**WHAT IS REQUIRED**
If an entry holds a picture, leave that picture out; copy everything else exactly.

================

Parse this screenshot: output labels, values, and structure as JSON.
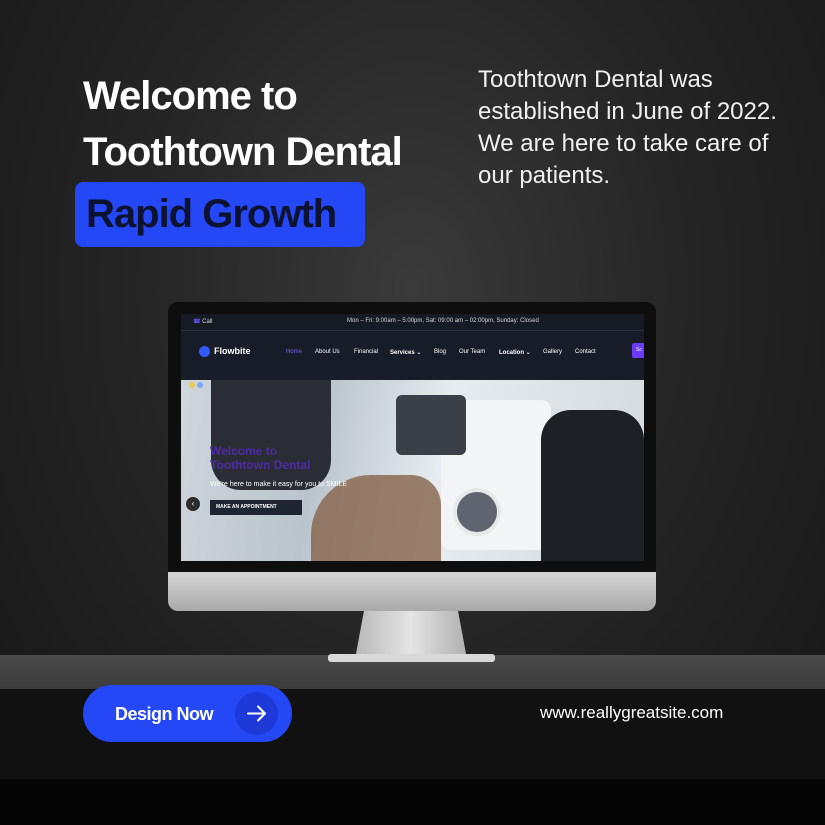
{
  "headline": {
    "line1": "Welcome to",
    "line2": "Toothtown Dental",
    "highlight": "Rapid Growth"
  },
  "intro": "Toothtown Dental was established in June of 2022. We are here to take care of our patients.",
  "website": {
    "topbar": {
      "call": "Call",
      "hours": "Mon – Fri: 9:00am – 5:00pm, Sat: 09:00 am – 02:00pm, Sunday: Closed"
    },
    "logo": "Flowbite",
    "nav": [
      {
        "label": "Home",
        "active": true
      },
      {
        "label": "About Us"
      },
      {
        "label": "Financial"
      },
      {
        "label": "Services ⌄"
      },
      {
        "label": "Blog"
      },
      {
        "label": "Our Team"
      },
      {
        "label": "Location ⌄"
      },
      {
        "label": "Gallery"
      },
      {
        "label": "Contact"
      }
    ],
    "cta_fragment": "Sc",
    "hero": {
      "title_line1": "Welcome to",
      "title_line2": "Toothtown Dental",
      "subtitle": "We're here to make it easy for you to SMILE",
      "button": "MAKE AN APPOINTMENT",
      "prev_icon": "chevron-left-icon"
    }
  },
  "cta": {
    "label": "Design Now",
    "icon": "arrow-right-icon"
  },
  "url": "www.reallygreatsite.com",
  "colors": {
    "accent": "#2448f5",
    "background": "#262626",
    "hero_title": "#4d2aa8"
  }
}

================

**OUTPUT**
Parse this screenshot: output labels, values, and structure as JSON.
{
  "headline": {
    "line1": "Welcome to",
    "line2": "Toothtown Dental",
    "highlight": "Rapid Growth"
  },
  "intro": "Toothtown Dental was established in June of 2022. We are here to take care of our patients.",
  "website": {
    "topbar": {
      "call": "Call",
      "hours": "Mon – Fri: 9:00am – 5:00pm, Sat: 09:00 am – 02:00pm, Sunday: Closed"
    },
    "logo": "Flowbite",
    "nav": [
      {
        "label": "Home",
        "active": true
      },
      {
        "label": "About Us"
      },
      {
        "label": "Financial"
      },
      {
        "label": "Services ⌄"
      },
      {
        "label": "Blog"
      },
      {
        "label": "Our Team"
      },
      {
        "label": "Location ⌄"
      },
      {
        "label": "Gallery"
      },
      {
        "label": "Contact"
      }
    ],
    "cta_fragment": "Sc",
    "hero": {
      "title_line1": "Welcome to",
      "title_line2": "Toothtown Dental",
      "subtitle": "We're here to make it easy for you to SMILE",
      "button": "MAKE AN APPOINTMENT",
      "prev_icon": "chevron-left-icon"
    }
  },
  "cta": {
    "label": "Design Now",
    "icon": "arrow-right-icon"
  },
  "url": "www.reallygreatsite.com",
  "colors": {
    "accent": "#2448f5",
    "background": "#262626",
    "hero_title": "#4d2aa8"
  }
}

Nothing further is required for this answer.